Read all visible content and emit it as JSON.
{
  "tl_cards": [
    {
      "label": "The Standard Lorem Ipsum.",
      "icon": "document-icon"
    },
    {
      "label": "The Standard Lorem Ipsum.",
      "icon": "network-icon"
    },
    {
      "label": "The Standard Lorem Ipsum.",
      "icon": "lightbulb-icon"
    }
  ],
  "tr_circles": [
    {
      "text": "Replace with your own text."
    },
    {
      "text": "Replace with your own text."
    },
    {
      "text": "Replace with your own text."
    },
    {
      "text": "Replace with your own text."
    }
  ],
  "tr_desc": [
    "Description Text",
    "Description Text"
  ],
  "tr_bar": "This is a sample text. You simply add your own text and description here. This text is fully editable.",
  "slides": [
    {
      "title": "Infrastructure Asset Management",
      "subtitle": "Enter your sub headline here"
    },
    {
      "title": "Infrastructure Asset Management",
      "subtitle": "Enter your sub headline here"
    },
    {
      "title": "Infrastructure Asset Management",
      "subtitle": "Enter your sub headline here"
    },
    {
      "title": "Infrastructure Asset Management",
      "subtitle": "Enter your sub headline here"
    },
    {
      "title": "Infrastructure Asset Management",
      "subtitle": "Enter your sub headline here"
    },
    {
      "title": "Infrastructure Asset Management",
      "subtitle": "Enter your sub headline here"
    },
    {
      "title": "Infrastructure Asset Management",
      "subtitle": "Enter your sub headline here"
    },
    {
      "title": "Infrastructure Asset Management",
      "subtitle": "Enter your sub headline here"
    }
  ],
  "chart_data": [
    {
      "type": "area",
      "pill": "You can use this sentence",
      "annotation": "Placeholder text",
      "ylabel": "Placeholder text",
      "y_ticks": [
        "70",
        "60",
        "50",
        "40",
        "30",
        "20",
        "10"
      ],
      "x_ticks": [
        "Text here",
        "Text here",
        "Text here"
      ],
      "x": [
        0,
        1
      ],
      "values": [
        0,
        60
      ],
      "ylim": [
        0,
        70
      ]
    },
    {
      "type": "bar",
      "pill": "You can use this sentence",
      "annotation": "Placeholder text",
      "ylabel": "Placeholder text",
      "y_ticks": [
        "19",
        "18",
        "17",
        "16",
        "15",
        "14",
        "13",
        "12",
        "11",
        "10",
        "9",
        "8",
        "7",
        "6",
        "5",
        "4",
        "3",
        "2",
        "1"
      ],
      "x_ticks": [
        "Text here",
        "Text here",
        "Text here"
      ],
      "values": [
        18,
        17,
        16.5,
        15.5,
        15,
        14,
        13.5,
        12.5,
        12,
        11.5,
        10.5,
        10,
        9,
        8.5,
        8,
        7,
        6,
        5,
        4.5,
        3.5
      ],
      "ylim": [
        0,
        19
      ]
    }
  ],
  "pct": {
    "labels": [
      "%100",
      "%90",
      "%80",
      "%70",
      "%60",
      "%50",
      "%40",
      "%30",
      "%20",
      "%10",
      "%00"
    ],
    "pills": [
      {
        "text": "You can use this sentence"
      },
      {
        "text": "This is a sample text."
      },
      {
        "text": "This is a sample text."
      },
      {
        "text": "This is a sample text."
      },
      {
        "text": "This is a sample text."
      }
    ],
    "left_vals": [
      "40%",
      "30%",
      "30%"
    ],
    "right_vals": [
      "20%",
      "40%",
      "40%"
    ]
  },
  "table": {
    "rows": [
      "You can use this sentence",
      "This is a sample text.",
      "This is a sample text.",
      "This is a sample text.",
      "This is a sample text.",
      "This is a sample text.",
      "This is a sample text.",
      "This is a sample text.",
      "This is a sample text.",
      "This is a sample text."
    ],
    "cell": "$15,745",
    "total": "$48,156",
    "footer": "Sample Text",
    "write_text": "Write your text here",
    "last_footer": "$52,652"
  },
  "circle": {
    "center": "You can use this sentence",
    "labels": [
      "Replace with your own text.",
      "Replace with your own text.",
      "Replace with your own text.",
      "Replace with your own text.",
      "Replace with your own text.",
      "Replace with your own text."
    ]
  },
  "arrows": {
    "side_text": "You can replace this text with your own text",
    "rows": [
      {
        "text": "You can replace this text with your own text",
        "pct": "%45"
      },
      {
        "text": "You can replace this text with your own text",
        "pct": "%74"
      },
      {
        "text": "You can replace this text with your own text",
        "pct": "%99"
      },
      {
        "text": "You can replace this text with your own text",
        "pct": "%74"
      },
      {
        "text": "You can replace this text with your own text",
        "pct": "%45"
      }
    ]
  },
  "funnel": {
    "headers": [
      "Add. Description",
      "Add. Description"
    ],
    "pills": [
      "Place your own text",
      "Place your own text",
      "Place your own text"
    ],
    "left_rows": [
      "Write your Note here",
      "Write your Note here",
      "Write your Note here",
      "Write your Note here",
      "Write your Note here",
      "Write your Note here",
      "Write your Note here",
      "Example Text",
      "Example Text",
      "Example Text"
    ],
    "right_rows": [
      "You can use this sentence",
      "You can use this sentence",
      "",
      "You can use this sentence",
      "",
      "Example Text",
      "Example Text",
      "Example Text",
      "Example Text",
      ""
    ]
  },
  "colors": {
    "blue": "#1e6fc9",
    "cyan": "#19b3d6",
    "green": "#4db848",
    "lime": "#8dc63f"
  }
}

=== STATED TASK ===
Write out every record shown above, word for word.

=== ANSWER ===
Read all visible content and emit it as JSON.
{
  "tl_cards": [
    {
      "label": "The Standard Lorem Ipsum.",
      "icon": "document-icon"
    },
    {
      "label": "The Standard Lorem Ipsum.",
      "icon": "network-icon"
    },
    {
      "label": "The Standard Lorem Ipsum.",
      "icon": "lightbulb-icon"
    }
  ],
  "tr_circles": [
    {
      "text": "Replace with your own text."
    },
    {
      "text": "Replace with your own text."
    },
    {
      "text": "Replace with your own text."
    },
    {
      "text": "Replace with your own text."
    }
  ],
  "tr_desc": [
    "Description Text",
    "Description Text"
  ],
  "tr_bar": "This is a sample text. You simply add your own text and description here. This text is fully editable.",
  "slides": [
    {
      "title": "Infrastructure Asset Management",
      "subtitle": "Enter your sub headline here"
    },
    {
      "title": "Infrastructure Asset Management",
      "subtitle": "Enter your sub headline here"
    },
    {
      "title": "Infrastructure Asset Management",
      "subtitle": "Enter your sub headline here"
    },
    {
      "title": "Infrastructure Asset Management",
      "subtitle": "Enter your sub headline here"
    },
    {
      "title": "Infrastructure Asset Management",
      "subtitle": "Enter your sub headline here"
    },
    {
      "title": "Infrastructure Asset Management",
      "subtitle": "Enter your sub headline here"
    },
    {
      "title": "Infrastructure Asset Management",
      "subtitle": "Enter your sub headline here"
    },
    {
      "title": "Infrastructure Asset Management",
      "subtitle": "Enter your sub headline here"
    }
  ],
  "chart_data": [
    {
      "type": "area",
      "pill": "You can use this sentence",
      "annotation": "Placeholder text",
      "ylabel": "Placeholder text",
      "y_ticks": [
        "70",
        "60",
        "50",
        "40",
        "30",
        "20",
        "10"
      ],
      "x_ticks": [
        "Text here",
        "Text here",
        "Text here"
      ],
      "x": [
        0,
        1
      ],
      "values": [
        0,
        60
      ],
      "ylim": [
        0,
        70
      ]
    },
    {
      "type": "bar",
      "pill": "You can use this sentence",
      "annotation": "Placeholder text",
      "ylabel": "Placeholder text",
      "y_ticks": [
        "19",
        "18",
        "17",
        "16",
        "15",
        "14",
        "13",
        "12",
        "11",
        "10",
        "9",
        "8",
        "7",
        "6",
        "5",
        "4",
        "3",
        "2",
        "1"
      ],
      "x_ticks": [
        "Text here",
        "Text here",
        "Text here"
      ],
      "values": [
        18,
        17,
        16.5,
        15.5,
        15,
        14,
        13.5,
        12.5,
        12,
        11.5,
        10.5,
        10,
        9,
        8.5,
        8,
        7,
        6,
        5,
        4.5,
        3.5
      ],
      "ylim": [
        0,
        19
      ]
    }
  ],
  "pct": {
    "labels": [
      "%100",
      "%90",
      "%80",
      "%70",
      "%60",
      "%50",
      "%40",
      "%30",
      "%20",
      "%10",
      "%00"
    ],
    "pills": [
      {
        "text": "You can use this sentence"
      },
      {
        "text": "This is a sample text."
      },
      {
        "text": "This is a sample text."
      },
      {
        "text": "This is a sample text."
      },
      {
        "text": "This is a sample text."
      }
    ],
    "left_vals": [
      "40%",
      "30%",
      "30%"
    ],
    "right_vals": [
      "20%",
      "40%",
      "40%"
    ]
  },
  "table": {
    "rows": [
      "You can use this sentence",
      "This is a sample text.",
      "This is a sample text.",
      "This is a sample text.",
      "This is a sample text.",
      "This is a sample text.",
      "This is a sample text.",
      "This is a sample text.",
      "This is a sample text.",
      "This is a sample text."
    ],
    "cell": "$15,745",
    "total": "$48,156",
    "footer": "Sample Text",
    "write_text": "Write your text here",
    "last_footer": "$52,652"
  },
  "circle": {
    "center": "You can use this sentence",
    "labels": [
      "Replace with your own text.",
      "Replace with your own text.",
      "Replace with your own text.",
      "Replace with your own text.",
      "Replace with your own text.",
      "Replace with your own text."
    ]
  },
  "arrows": {
    "side_text": "You can replace this text with your own text",
    "rows": [
      {
        "text": "You can replace this text with your own text",
        "pct": "%45"
      },
      {
        "text": "You can replace this text with your own text",
        "pct": "%74"
      },
      {
        "text": "You can replace this text with your own text",
        "pct": "%99"
      },
      {
        "text": "You can replace this text with your own text",
        "pct": "%74"
      },
      {
        "text": "You can replace this text with your own text",
        "pct": "%45"
      }
    ]
  },
  "funnel": {
    "headers": [
      "Add. Description",
      "Add. Description"
    ],
    "pills": [
      "Place your own text",
      "Place your own text",
      "Place your own text"
    ],
    "left_rows": [
      "Write your Note here",
      "Write your Note here",
      "Write your Note here",
      "Write your Note here",
      "Write your Note here",
      "Write your Note here",
      "Write your Note here",
      "Example Text",
      "Example Text",
      "Example Text"
    ],
    "right_rows": [
      "You can use this sentence",
      "You can use this sentence",
      "",
      "You can use this sentence",
      "",
      "Example Text",
      "Example Text",
      "Example Text",
      "Example Text",
      ""
    ]
  },
  "colors": {
    "blue": "#1e6fc9",
    "cyan": "#19b3d6",
    "green": "#4db848",
    "lime": "#8dc63f"
  }
}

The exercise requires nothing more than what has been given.